→ PROVIDED RECORDS:
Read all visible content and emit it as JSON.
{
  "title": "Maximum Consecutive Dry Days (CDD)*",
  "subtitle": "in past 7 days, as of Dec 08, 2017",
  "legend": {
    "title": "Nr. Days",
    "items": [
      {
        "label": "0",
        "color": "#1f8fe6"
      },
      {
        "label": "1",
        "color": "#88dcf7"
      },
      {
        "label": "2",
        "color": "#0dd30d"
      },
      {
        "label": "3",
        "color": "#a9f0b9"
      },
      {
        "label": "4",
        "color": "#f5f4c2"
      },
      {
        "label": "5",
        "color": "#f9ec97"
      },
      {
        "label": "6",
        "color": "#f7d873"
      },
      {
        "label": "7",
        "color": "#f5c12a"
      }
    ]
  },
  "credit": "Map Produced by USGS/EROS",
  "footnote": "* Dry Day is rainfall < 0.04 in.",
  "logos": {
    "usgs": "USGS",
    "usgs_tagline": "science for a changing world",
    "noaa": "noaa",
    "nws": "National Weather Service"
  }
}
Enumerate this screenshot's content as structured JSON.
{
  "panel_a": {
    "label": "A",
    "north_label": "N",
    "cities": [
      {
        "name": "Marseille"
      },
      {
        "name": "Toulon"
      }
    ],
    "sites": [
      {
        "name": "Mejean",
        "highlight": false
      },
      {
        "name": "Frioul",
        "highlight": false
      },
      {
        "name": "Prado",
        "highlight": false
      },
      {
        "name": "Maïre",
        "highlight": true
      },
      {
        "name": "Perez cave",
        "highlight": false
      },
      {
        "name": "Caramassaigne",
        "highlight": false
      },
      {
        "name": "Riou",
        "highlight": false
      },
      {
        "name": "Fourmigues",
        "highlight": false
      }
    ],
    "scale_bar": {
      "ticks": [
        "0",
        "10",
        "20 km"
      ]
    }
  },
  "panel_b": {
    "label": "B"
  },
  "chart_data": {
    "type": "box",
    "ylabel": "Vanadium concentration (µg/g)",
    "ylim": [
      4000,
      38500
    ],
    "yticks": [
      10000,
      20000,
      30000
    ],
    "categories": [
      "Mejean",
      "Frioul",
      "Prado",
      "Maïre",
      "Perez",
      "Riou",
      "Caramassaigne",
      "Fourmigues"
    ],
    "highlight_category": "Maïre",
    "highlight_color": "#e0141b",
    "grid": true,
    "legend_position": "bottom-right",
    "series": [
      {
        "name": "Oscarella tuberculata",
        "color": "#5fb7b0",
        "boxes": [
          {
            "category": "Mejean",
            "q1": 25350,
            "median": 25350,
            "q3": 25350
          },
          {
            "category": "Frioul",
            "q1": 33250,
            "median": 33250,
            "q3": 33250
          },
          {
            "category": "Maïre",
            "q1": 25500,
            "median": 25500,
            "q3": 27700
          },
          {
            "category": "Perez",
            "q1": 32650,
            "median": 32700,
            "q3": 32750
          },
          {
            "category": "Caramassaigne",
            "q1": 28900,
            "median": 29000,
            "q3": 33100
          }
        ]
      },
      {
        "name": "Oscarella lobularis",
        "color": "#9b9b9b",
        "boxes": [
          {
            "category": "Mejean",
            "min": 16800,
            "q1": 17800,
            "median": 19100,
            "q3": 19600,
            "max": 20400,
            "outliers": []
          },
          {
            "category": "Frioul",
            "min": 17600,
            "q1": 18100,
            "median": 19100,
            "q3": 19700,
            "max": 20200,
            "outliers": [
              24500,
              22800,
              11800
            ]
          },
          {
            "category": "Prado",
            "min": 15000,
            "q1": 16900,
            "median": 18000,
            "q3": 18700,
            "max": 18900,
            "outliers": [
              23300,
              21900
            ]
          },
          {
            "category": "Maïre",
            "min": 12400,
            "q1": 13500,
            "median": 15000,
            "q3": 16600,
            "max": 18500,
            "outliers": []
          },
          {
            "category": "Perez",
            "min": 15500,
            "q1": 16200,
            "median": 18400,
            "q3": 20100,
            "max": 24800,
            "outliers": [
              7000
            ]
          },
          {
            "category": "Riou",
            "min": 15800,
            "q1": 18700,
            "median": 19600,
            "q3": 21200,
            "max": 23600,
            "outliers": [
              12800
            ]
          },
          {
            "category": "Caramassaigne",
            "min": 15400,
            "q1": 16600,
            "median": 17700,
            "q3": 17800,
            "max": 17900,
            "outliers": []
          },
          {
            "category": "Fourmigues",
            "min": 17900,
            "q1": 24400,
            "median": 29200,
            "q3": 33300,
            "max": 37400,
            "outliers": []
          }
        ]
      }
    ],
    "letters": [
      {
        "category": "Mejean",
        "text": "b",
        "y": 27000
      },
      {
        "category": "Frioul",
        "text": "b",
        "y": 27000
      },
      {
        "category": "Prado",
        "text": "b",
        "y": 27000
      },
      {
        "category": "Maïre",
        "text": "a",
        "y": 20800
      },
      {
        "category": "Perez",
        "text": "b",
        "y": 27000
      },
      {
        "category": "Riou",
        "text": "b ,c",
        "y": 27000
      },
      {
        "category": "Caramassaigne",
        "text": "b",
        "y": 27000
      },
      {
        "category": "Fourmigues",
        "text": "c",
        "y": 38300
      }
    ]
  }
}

→ PROBLEM REQUIREMENTS:
Only a number is needed: how many lines of the material above contain "Fourmigues"?

→ RESPONSE TO THE EXERCISE:
4